» RECORDED INFORMATION:
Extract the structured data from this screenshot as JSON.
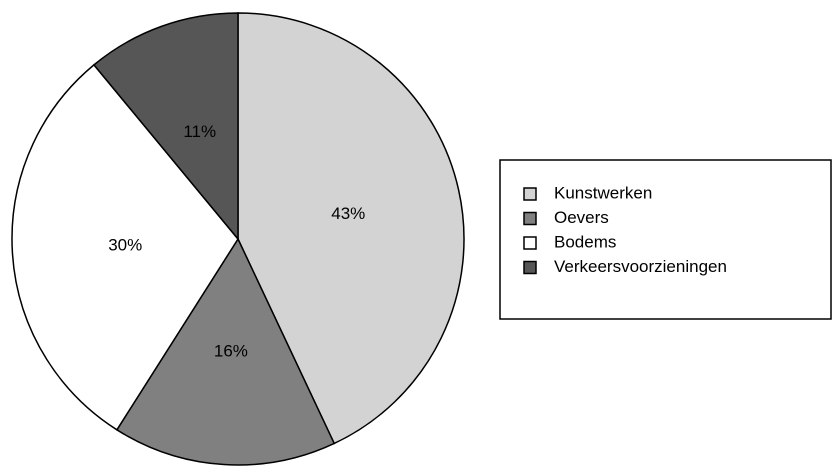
{
  "chart_data": {
    "type": "pie",
    "categories": [
      "Kunstwerken",
      "Oevers",
      "Bodems",
      "Verkeersvoorzieningen"
    ],
    "values": [
      43,
      16,
      30,
      11
    ],
    "value_labels": [
      "43%",
      "16%",
      "30%",
      "11%"
    ],
    "colors": [
      "#d3d3d3",
      "#808080",
      "#ffffff",
      "#565656"
    ],
    "legend": "right"
  }
}
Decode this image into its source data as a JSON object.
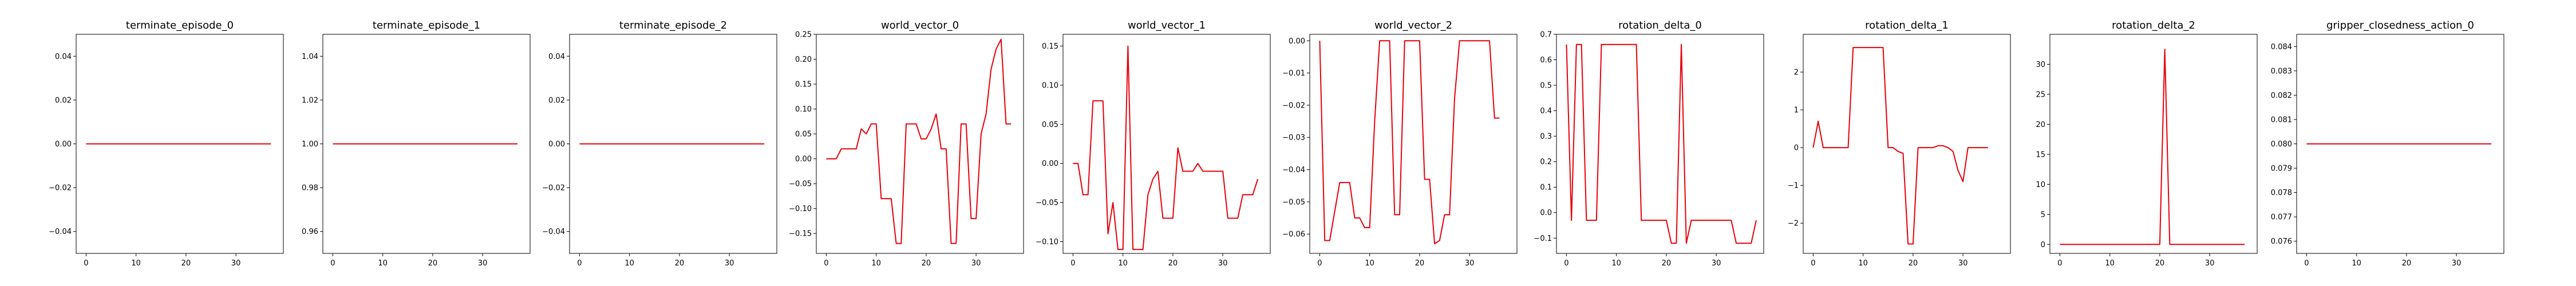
{
  "chart_data": [
    {
      "type": "line",
      "title": "terminate_episode_0",
      "ylim": [
        -0.05,
        0.05
      ],
      "xlim": [
        -2,
        39.5
      ],
      "xticks": [
        0,
        10,
        20,
        30
      ],
      "yticks": [
        -0.04,
        -0.02,
        0.0,
        0.02,
        0.04
      ],
      "ydecimals": 2,
      "series": [
        {
          "color": "#e8000b",
          "values": [
            0,
            0,
            0,
            0,
            0,
            0,
            0,
            0,
            0,
            0,
            0,
            0,
            0,
            0,
            0,
            0,
            0,
            0,
            0,
            0,
            0,
            0,
            0,
            0,
            0,
            0,
            0,
            0,
            0,
            0,
            0,
            0,
            0,
            0,
            0,
            0,
            0,
            0
          ]
        }
      ]
    },
    {
      "type": "line",
      "title": "terminate_episode_1",
      "ylim": [
        0.95,
        1.05
      ],
      "xlim": [
        -2,
        39.5
      ],
      "xticks": [
        0,
        10,
        20,
        30
      ],
      "yticks": [
        0.96,
        0.98,
        1.0,
        1.02,
        1.04
      ],
      "ydecimals": 2,
      "series": [
        {
          "color": "#e8000b",
          "values": [
            1,
            1,
            1,
            1,
            1,
            1,
            1,
            1,
            1,
            1,
            1,
            1,
            1,
            1,
            1,
            1,
            1,
            1,
            1,
            1,
            1,
            1,
            1,
            1,
            1,
            1,
            1,
            1,
            1,
            1,
            1,
            1,
            1,
            1,
            1,
            1,
            1,
            1
          ]
        }
      ]
    },
    {
      "type": "line",
      "title": "terminate_episode_2",
      "ylim": [
        -0.05,
        0.05
      ],
      "xlim": [
        -2,
        39.5
      ],
      "xticks": [
        0,
        10,
        20,
        30
      ],
      "yticks": [
        -0.04,
        -0.02,
        0.0,
        0.02,
        0.04
      ],
      "ydecimals": 2,
      "series": [
        {
          "color": "#e8000b",
          "values": [
            0,
            0,
            0,
            0,
            0,
            0,
            0,
            0,
            0,
            0,
            0,
            0,
            0,
            0,
            0,
            0,
            0,
            0,
            0,
            0,
            0,
            0,
            0,
            0,
            0,
            0,
            0,
            0,
            0,
            0,
            0,
            0,
            0,
            0,
            0,
            0,
            0,
            0
          ]
        }
      ]
    },
    {
      "type": "line",
      "title": "world_vector_0",
      "ylim": [
        -0.19,
        0.25
      ],
      "xlim": [
        -2,
        39.5
      ],
      "xticks": [
        0,
        10,
        20,
        30
      ],
      "yticks": [
        -0.15,
        -0.1,
        -0.05,
        0.0,
        0.05,
        0.1,
        0.15,
        0.2,
        0.25
      ],
      "ydecimals": 2,
      "series": [
        {
          "color": "#e8000b",
          "values": [
            0.0,
            0.0,
            0.0,
            0.02,
            0.02,
            0.02,
            0.02,
            0.06,
            0.05,
            0.07,
            0.07,
            -0.08,
            -0.08,
            -0.08,
            -0.17,
            -0.17,
            0.07,
            0.07,
            0.07,
            0.04,
            0.04,
            0.06,
            0.09,
            0.02,
            0.02,
            -0.17,
            -0.17,
            0.07,
            0.07,
            -0.12,
            -0.12,
            0.05,
            0.09,
            0.18,
            0.22,
            0.24,
            0.07,
            0.07
          ]
        }
      ]
    },
    {
      "type": "line",
      "title": "world_vector_1",
      "ylim": [
        -0.115,
        0.165
      ],
      "xlim": [
        -2,
        39.5
      ],
      "xticks": [
        0,
        10,
        20,
        30
      ],
      "yticks": [
        -0.1,
        -0.05,
        0.0,
        0.05,
        0.1,
        0.15
      ],
      "ydecimals": 2,
      "series": [
        {
          "color": "#e8000b",
          "values": [
            0.0,
            0.0,
            -0.04,
            -0.04,
            0.08,
            0.08,
            0.08,
            -0.09,
            -0.05,
            -0.11,
            -0.11,
            0.15,
            -0.11,
            -0.11,
            -0.11,
            -0.04,
            -0.02,
            -0.01,
            -0.07,
            -0.07,
            -0.07,
            0.02,
            -0.01,
            -0.01,
            -0.01,
            0.0,
            -0.01,
            -0.01,
            -0.01,
            -0.01,
            -0.01,
            -0.07,
            -0.07,
            -0.07,
            -0.04,
            -0.04,
            -0.04,
            -0.02
          ]
        }
      ]
    },
    {
      "type": "line",
      "title": "world_vector_2",
      "ylim": [
        -0.066,
        0.002
      ],
      "xlim": [
        -2,
        39.5
      ],
      "xticks": [
        0,
        10,
        20,
        30
      ],
      "yticks": [
        -0.06,
        -0.05,
        -0.04,
        -0.03,
        -0.02,
        -0.01,
        0.0
      ],
      "ydecimals": 2,
      "series": [
        {
          "color": "#e8000b",
          "values": [
            0.0,
            -0.062,
            -0.062,
            -0.053,
            -0.044,
            -0.044,
            -0.044,
            -0.055,
            -0.055,
            -0.058,
            -0.058,
            -0.025,
            0.0,
            0.0,
            0.0,
            -0.054,
            -0.054,
            0.0,
            0.0,
            0.0,
            0.0,
            -0.043,
            -0.043,
            -0.063,
            -0.062,
            -0.054,
            -0.054,
            -0.018,
            0.0,
            0.0,
            0.0,
            0.0,
            0.0,
            0.0,
            0.0,
            -0.024,
            -0.024
          ]
        }
      ]
    },
    {
      "type": "line",
      "title": "rotation_delta_0",
      "ylim": [
        -0.16,
        0.7
      ],
      "xlim": [
        -2,
        39.5
      ],
      "xticks": [
        0,
        10,
        20,
        30
      ],
      "yticks": [
        -0.1,
        0.0,
        0.1,
        0.2,
        0.3,
        0.4,
        0.5,
        0.6,
        0.7
      ],
      "ydecimals": 1,
      "series": [
        {
          "color": "#e8000b",
          "values": [
            0.66,
            -0.03,
            0.66,
            0.66,
            -0.03,
            -0.03,
            -0.03,
            0.66,
            0.66,
            0.66,
            0.66,
            0.66,
            0.66,
            0.66,
            0.66,
            -0.03,
            -0.03,
            -0.03,
            -0.03,
            -0.03,
            -0.03,
            -0.12,
            -0.12,
            0.66,
            -0.12,
            -0.03,
            -0.03,
            -0.03,
            -0.03,
            -0.03,
            -0.03,
            -0.03,
            -0.03,
            -0.03,
            -0.12,
            -0.12,
            -0.12,
            -0.12,
            -0.03
          ]
        }
      ]
    },
    {
      "type": "line",
      "title": "rotation_delta_1",
      "ylim": [
        -2.8,
        3.0
      ],
      "xlim": [
        -2,
        39.5
      ],
      "xticks": [
        0,
        10,
        20,
        30
      ],
      "yticks": [
        -2,
        -1,
        0,
        1,
        2
      ],
      "ydecimals": 0,
      "series": [
        {
          "color": "#e8000b",
          "values": [
            0.0,
            0.7,
            0.0,
            0.0,
            0.0,
            0.0,
            0.0,
            0.0,
            2.65,
            2.65,
            2.65,
            2.65,
            2.65,
            2.65,
            2.65,
            0.0,
            0.0,
            -0.1,
            -0.15,
            -2.55,
            -2.55,
            0.0,
            0.0,
            0.0,
            0.0,
            0.05,
            0.05,
            0.0,
            -0.1,
            -0.6,
            -0.9,
            0.0,
            0.0,
            0.0,
            0.0,
            0.0
          ]
        }
      ]
    },
    {
      "type": "line",
      "title": "rotation_delta_2",
      "ylim": [
        -1.5,
        35
      ],
      "xlim": [
        -2,
        39.5
      ],
      "xticks": [
        0,
        10,
        20,
        30
      ],
      "yticks": [
        0,
        5,
        10,
        15,
        20,
        25,
        30
      ],
      "ydecimals": 0,
      "series": [
        {
          "color": "#e8000b",
          "values": [
            0,
            0,
            0,
            0,
            0,
            0,
            0,
            0,
            0,
            0,
            0,
            0,
            0,
            0,
            0,
            0,
            0,
            0,
            0,
            0,
            0,
            32.5,
            0,
            0,
            0,
            0,
            0,
            0,
            0,
            0,
            0,
            0,
            0,
            0,
            0,
            0,
            0,
            0
          ]
        }
      ]
    },
    {
      "type": "line",
      "title": "gripper_closedness_action_0",
      "ylim": [
        0.0755,
        0.0845
      ],
      "xlim": [
        -2,
        39.5
      ],
      "xticks": [
        0,
        10,
        20,
        30
      ],
      "yticks": [
        0.076,
        0.077,
        0.078,
        0.079,
        0.08,
        0.081,
        0.082,
        0.083,
        0.084
      ],
      "ydecimals": 3,
      "series": [
        {
          "color": "#e8000b",
          "values": [
            0.08,
            0.08,
            0.08,
            0.08,
            0.08,
            0.08,
            0.08,
            0.08,
            0.08,
            0.08,
            0.08,
            0.08,
            0.08,
            0.08,
            0.08,
            0.08,
            0.08,
            0.08,
            0.08,
            0.08,
            0.08,
            0.08,
            0.08,
            0.08,
            0.08,
            0.08,
            0.08,
            0.08,
            0.08,
            0.08,
            0.08,
            0.08,
            0.08,
            0.08,
            0.08,
            0.08,
            0.08,
            0.08
          ]
        }
      ]
    }
  ]
}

» STATED EXERCISE:
Copy every line of the records above that holds the word "title".

» RESULT OF THIS TASK:
      "title": "terminate_episode_0",
      "title": "terminate_episode_1",
      "title": "terminate_episode_2",
      "title": "world_vector_0",
      "title": "world_vector_1",
      "title": "world_vector_2",
      "title": "rotation_delta_0",
      "title": "rotation_delta_1",
      "title": "rotation_delta_2",
      "title": "gripper_closedness_action_0",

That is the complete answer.